::: Text provided :::

Topper
- Industry: Apparel; Sports equipment;
- Founded: 1975; 51 years ago
- Headquarters: Buenos Aires, Argentina
- Products: Athletic shoes; athletic apparel; sporting goods; accessories;
- Parent: Alpargatas Argentina (1975–2013); Alpargatas S.A. (2013-2018); BR Sports (2018-present);
- Website: www.topper.com.ar

= Topper (brand) =

Argentine sports equipment brand

Topper is a sportswear brand established in Argentina and currently owned by Brazilian company BR Sports, headquartered in São Paulo. The brand is commercialised in South America, mainly in Brazil, Uruguay, Paraguay and Argentina, where it markets a wide range of products from footwear to clothing.

Topper was established in 1975 in Argentina as the sports brand of Alpargatas to compete against foreign sneakers manufacturers. In past years, products manufactured and commercialised under the Topper brand included football, basketball, rugby, tennis, and volleyball equipment.

::: Given information :::

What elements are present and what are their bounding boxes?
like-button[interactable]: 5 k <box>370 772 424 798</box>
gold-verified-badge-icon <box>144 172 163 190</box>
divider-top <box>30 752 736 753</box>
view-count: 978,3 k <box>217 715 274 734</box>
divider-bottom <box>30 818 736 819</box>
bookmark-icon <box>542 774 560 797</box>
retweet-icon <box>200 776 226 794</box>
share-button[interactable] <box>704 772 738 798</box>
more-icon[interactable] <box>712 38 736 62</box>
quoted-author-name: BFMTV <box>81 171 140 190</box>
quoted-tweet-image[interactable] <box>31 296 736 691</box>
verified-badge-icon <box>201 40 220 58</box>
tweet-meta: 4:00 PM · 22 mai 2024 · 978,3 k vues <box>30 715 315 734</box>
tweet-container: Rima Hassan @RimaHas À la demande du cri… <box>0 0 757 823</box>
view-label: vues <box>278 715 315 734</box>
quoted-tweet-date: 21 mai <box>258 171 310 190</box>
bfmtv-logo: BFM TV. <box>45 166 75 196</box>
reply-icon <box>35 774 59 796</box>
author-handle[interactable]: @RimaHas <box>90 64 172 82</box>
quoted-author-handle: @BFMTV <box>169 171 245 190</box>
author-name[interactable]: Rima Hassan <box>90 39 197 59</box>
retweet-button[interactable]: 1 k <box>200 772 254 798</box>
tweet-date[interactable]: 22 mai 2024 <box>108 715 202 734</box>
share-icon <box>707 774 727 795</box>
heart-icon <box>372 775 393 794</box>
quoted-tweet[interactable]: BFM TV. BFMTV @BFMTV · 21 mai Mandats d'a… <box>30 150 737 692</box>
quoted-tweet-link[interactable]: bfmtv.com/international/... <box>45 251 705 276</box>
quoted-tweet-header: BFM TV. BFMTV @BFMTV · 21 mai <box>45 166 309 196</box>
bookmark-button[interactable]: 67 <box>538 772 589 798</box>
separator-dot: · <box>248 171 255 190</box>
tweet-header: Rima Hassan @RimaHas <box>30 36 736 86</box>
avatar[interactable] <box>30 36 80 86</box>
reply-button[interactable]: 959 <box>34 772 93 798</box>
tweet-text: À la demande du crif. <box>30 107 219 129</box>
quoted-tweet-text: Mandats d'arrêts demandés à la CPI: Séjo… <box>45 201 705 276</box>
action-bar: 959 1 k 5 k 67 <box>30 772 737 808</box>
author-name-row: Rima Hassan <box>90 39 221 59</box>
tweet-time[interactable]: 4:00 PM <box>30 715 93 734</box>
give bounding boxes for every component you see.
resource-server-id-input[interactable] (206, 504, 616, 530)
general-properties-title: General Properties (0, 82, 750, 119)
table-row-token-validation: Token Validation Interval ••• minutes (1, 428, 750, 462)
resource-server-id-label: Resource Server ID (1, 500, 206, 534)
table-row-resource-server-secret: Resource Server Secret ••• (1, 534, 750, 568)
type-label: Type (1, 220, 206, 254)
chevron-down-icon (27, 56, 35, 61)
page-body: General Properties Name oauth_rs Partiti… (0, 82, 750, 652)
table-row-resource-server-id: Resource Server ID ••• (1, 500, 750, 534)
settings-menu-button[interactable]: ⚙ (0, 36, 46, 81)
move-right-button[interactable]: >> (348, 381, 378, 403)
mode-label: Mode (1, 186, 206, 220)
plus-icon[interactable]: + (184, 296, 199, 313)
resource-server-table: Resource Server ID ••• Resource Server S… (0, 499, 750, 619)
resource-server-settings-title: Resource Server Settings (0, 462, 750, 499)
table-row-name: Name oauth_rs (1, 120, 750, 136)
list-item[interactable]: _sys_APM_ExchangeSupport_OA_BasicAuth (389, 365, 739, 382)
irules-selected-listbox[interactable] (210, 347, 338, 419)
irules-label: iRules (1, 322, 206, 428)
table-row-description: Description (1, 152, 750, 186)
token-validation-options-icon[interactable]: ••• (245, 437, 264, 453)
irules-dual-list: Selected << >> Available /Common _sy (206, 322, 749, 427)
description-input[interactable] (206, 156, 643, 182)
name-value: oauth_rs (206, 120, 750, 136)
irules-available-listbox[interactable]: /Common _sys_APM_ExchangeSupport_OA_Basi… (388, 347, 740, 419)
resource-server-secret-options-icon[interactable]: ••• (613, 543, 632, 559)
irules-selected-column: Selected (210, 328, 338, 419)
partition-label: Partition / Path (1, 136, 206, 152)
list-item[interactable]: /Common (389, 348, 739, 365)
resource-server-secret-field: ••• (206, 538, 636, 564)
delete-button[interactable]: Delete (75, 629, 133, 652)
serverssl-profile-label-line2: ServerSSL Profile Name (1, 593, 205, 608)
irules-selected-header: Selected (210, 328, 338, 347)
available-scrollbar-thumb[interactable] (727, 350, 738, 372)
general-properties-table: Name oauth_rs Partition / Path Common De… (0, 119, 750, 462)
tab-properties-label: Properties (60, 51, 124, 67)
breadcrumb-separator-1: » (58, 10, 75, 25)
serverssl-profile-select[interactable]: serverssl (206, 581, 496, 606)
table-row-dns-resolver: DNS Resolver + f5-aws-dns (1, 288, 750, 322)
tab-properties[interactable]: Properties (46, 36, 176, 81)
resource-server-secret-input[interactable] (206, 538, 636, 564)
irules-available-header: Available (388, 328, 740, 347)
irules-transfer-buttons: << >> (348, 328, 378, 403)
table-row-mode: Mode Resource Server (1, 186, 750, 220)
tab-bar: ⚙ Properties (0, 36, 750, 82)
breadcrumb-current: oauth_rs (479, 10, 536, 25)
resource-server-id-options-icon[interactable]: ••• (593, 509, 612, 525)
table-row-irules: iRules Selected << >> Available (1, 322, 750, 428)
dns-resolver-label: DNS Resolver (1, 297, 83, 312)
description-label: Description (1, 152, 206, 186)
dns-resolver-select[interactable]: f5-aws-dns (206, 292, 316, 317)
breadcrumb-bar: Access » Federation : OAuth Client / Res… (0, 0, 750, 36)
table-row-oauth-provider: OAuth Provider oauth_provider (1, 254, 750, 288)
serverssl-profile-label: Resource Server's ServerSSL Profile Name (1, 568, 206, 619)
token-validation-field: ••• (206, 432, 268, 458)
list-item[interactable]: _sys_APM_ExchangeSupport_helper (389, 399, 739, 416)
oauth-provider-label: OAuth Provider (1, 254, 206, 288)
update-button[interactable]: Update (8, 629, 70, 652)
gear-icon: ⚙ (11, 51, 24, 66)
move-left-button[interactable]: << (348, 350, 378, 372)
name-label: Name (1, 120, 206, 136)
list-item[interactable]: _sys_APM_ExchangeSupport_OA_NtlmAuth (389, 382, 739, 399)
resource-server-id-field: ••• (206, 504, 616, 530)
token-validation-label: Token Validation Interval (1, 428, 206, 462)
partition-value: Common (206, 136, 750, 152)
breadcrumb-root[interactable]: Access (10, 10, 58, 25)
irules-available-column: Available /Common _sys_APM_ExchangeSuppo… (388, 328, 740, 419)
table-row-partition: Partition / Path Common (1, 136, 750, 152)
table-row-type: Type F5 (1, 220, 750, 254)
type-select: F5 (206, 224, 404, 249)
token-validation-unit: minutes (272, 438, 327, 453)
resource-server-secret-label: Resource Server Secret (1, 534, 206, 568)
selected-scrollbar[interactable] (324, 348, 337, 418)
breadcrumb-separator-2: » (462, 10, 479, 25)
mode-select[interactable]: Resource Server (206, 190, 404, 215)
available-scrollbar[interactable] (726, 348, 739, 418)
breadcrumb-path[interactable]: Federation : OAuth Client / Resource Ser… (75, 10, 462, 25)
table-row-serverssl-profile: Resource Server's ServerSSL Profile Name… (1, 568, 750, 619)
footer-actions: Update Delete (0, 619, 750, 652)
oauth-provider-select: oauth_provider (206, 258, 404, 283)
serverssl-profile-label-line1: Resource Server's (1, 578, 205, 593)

:::

• Work instruction 1:
Do these statements agree with the text about the Topper brand? Answer yes or no for each, quoting the words from the text that settle it.
(a) Topper began in 1975 as the sports brand of Alpargatas.
(b) BR Sports became Topper's parent company in 2013.
(c) Topper's products are sold mainly in Europe.
• Work instruction 2: Extend the text about the Topper brand past its final sentence.
The entries come from a different source than the text about the Topper brand.

• Output 1:
(a) Yes: "Topper was established in 1975 in Argentina as the sports brand of Alpargatas"
(b) No: "BR Sports (2018-present)"
(c) No: "The brand is commercialised in South America, mainly in Brazil, Uruguay, Paraguay and Argentina"

• Output 2:
== History ==

Logo used from 1975 to 2009.

Topper was founded in Argentina in 1975 by Alpargatas, the leading textile manufacturer in the country that had been established in 1885. The name "Topper" came from the dog of then president of the company, Eduardo Oxenford. During its first decade of existence, Topper launched its canvas shoe, a model of casual footwear which would soon reached not only a huge success but also became the most representative product of the firm in Argentina, and being considered a real "classic" since then.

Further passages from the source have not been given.